PROVIDED RECORDS start

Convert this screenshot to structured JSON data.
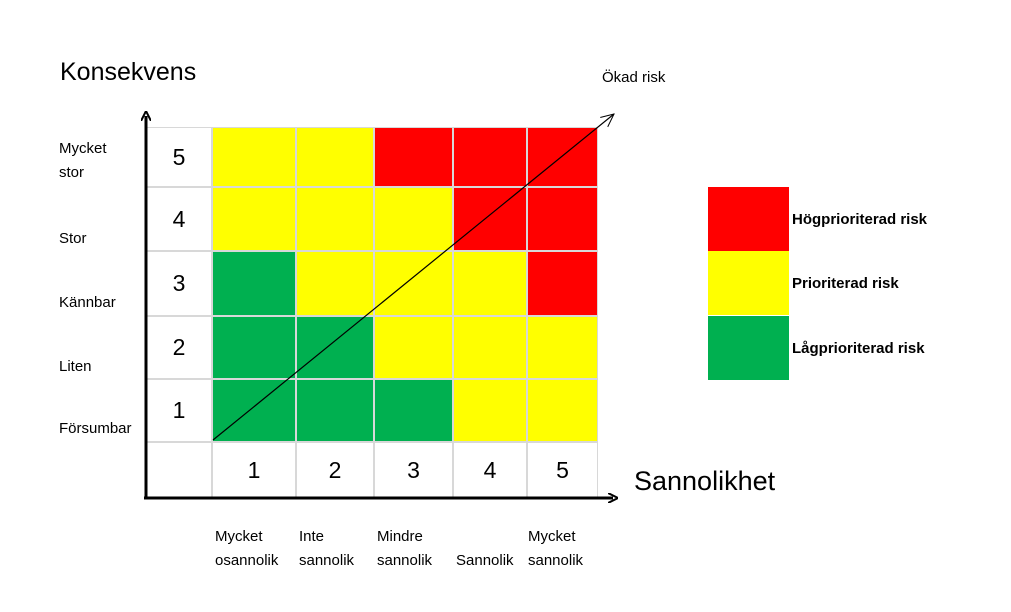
{
  "axes": {
    "y_title": "Konsekvens",
    "x_title": "Sannolikhet",
    "diagonal_label": "Ökad risk"
  },
  "rows": [
    {
      "num": "5",
      "label_lines": [
        "Mycket",
        "stor"
      ]
    },
    {
      "num": "4",
      "label_lines": [
        "Stor"
      ]
    },
    {
      "num": "3",
      "label_lines": [
        "Kännbar"
      ]
    },
    {
      "num": "2",
      "label_lines": [
        "Liten"
      ]
    },
    {
      "num": "1",
      "label_lines": [
        "Försumbar"
      ]
    }
  ],
  "columns": [
    {
      "num": "1",
      "label_lines": [
        "Mycket",
        "osannolik"
      ]
    },
    {
      "num": "2",
      "label_lines": [
        "Inte",
        "sannolik"
      ]
    },
    {
      "num": "3",
      "label_lines": [
        "Mindre",
        "sannolik"
      ]
    },
    {
      "num": "4",
      "label_lines": [
        "",
        "Sannolik"
      ]
    },
    {
      "num": "5",
      "label_lines": [
        "Mycket",
        "sannolik"
      ]
    }
  ],
  "matrix": [
    [
      "yellow",
      "yellow",
      "red",
      "red",
      "red"
    ],
    [
      "yellow",
      "yellow",
      "yellow",
      "red",
      "red"
    ],
    [
      "green",
      "yellow",
      "yellow",
      "yellow",
      "red"
    ],
    [
      "green",
      "green",
      "yellow",
      "yellow",
      "yellow"
    ],
    [
      "green",
      "green",
      "green",
      "yellow",
      "yellow"
    ]
  ],
  "colors": {
    "red": "#ff0000",
    "yellow": "#ffff00",
    "green": "#00b050"
  },
  "legend": [
    {
      "color": "red",
      "label": "Högprioriterad risk"
    },
    {
      "color": "yellow",
      "label": "Prioriterad risk"
    },
    {
      "color": "green",
      "label": "Lågprioriterad risk"
    }
  ]
}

PROVIDED RECORDS end

TASK OBJECTIVE: Repeat the material above in full and unchanged, minus its images.

TASK ANSWER:
Convert this screenshot to structured JSON data.
{
  "axes": {
    "y_title": "Konsekvens",
    "x_title": "Sannolikhet",
    "diagonal_label": "Ökad risk"
  },
  "rows": [
    {
      "num": "5",
      "label_lines": [
        "Mycket",
        "stor"
      ]
    },
    {
      "num": "4",
      "label_lines": [
        "Stor"
      ]
    },
    {
      "num": "3",
      "label_lines": [
        "Kännbar"
      ]
    },
    {
      "num": "2",
      "label_lines": [
        "Liten"
      ]
    },
    {
      "num": "1",
      "label_lines": [
        "Försumbar"
      ]
    }
  ],
  "columns": [
    {
      "num": "1",
      "label_lines": [
        "Mycket",
        "osannolik"
      ]
    },
    {
      "num": "2",
      "label_lines": [
        "Inte",
        "sannolik"
      ]
    },
    {
      "num": "3",
      "label_lines": [
        "Mindre",
        "sannolik"
      ]
    },
    {
      "num": "4",
      "label_lines": [
        "",
        "Sannolik"
      ]
    },
    {
      "num": "5",
      "label_lines": [
        "Mycket",
        "sannolik"
      ]
    }
  ],
  "matrix": [
    [
      "yellow",
      "yellow",
      "red",
      "red",
      "red"
    ],
    [
      "yellow",
      "yellow",
      "yellow",
      "red",
      "red"
    ],
    [
      "green",
      "yellow",
      "yellow",
      "yellow",
      "red"
    ],
    [
      "green",
      "green",
      "yellow",
      "yellow",
      "yellow"
    ],
    [
      "green",
      "green",
      "green",
      "yellow",
      "yellow"
    ]
  ],
  "colors": {
    "red": "#ff0000",
    "yellow": "#ffff00",
    "green": "#00b050"
  },
  "legend": [
    {
      "color": "red",
      "label": "Högprioriterad risk"
    },
    {
      "color": "yellow",
      "label": "Prioriterad risk"
    },
    {
      "color": "green",
      "label": "Lågprioriterad risk"
    }
  ]
}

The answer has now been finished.